## EXERCISE REQUIREMENTS
Return all lines where the word "this" can be found.

------

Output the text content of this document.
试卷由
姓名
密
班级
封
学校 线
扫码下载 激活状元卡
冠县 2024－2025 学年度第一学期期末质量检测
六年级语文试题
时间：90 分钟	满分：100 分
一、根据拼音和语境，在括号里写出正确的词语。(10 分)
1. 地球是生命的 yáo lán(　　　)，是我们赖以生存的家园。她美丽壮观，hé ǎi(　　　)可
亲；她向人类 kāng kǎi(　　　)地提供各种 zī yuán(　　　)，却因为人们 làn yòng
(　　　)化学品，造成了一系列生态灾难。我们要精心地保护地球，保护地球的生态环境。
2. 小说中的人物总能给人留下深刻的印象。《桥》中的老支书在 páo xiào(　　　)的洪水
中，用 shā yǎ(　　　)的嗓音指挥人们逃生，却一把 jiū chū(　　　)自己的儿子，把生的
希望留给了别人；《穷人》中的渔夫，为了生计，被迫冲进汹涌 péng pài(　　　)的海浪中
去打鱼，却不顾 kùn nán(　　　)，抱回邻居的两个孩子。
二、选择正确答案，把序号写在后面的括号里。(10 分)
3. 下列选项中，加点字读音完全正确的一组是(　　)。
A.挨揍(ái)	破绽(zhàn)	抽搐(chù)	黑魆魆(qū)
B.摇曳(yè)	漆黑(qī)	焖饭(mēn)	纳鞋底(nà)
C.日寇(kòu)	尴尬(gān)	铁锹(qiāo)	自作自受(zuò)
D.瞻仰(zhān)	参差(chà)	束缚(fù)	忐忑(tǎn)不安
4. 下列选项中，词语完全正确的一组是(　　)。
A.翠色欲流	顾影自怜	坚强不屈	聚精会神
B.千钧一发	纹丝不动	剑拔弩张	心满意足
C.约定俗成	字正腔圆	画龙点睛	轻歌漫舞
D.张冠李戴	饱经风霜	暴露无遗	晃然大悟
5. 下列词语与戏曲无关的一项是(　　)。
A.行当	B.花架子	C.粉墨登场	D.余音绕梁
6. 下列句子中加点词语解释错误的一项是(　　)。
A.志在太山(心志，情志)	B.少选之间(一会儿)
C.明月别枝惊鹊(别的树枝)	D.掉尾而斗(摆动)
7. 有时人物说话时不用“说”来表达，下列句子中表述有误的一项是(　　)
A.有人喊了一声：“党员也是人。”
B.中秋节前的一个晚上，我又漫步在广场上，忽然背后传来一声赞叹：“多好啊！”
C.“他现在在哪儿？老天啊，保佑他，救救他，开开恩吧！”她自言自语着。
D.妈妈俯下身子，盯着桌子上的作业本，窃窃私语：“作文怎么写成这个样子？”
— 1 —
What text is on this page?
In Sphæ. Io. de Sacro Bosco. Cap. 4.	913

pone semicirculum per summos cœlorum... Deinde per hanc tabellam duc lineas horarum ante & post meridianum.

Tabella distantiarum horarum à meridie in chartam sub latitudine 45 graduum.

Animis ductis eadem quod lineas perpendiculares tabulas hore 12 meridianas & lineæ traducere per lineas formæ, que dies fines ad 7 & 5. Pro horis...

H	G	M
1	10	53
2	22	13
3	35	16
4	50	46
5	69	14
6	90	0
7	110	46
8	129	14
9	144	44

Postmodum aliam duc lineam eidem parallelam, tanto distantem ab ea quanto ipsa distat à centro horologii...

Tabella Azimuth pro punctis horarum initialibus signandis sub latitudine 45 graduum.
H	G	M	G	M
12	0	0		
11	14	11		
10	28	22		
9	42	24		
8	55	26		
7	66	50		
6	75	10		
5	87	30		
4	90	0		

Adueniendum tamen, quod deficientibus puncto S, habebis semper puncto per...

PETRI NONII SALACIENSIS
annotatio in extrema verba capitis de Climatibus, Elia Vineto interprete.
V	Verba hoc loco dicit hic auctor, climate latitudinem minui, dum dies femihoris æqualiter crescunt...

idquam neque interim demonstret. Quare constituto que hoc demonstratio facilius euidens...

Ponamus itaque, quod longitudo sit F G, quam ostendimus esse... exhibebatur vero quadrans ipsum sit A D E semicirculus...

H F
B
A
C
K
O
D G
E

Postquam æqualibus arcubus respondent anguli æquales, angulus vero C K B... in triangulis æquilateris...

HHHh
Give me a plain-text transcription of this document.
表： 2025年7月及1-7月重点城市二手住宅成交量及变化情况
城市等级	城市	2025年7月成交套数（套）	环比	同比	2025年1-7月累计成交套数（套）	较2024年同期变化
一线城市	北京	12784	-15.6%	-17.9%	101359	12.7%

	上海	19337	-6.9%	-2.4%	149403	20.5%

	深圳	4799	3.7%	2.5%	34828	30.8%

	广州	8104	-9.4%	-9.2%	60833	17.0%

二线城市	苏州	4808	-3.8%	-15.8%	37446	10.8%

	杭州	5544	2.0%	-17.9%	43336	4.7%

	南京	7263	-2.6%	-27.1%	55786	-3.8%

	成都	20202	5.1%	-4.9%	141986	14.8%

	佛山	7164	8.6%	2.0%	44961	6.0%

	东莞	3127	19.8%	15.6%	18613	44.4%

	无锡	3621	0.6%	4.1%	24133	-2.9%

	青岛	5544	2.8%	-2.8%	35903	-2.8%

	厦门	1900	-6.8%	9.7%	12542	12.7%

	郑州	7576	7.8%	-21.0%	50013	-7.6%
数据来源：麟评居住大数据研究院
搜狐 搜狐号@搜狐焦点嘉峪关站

------

## CORRECT RESULT
Output the text content of this document.
What text is on this page?
Give me a plain-text transcription of this document.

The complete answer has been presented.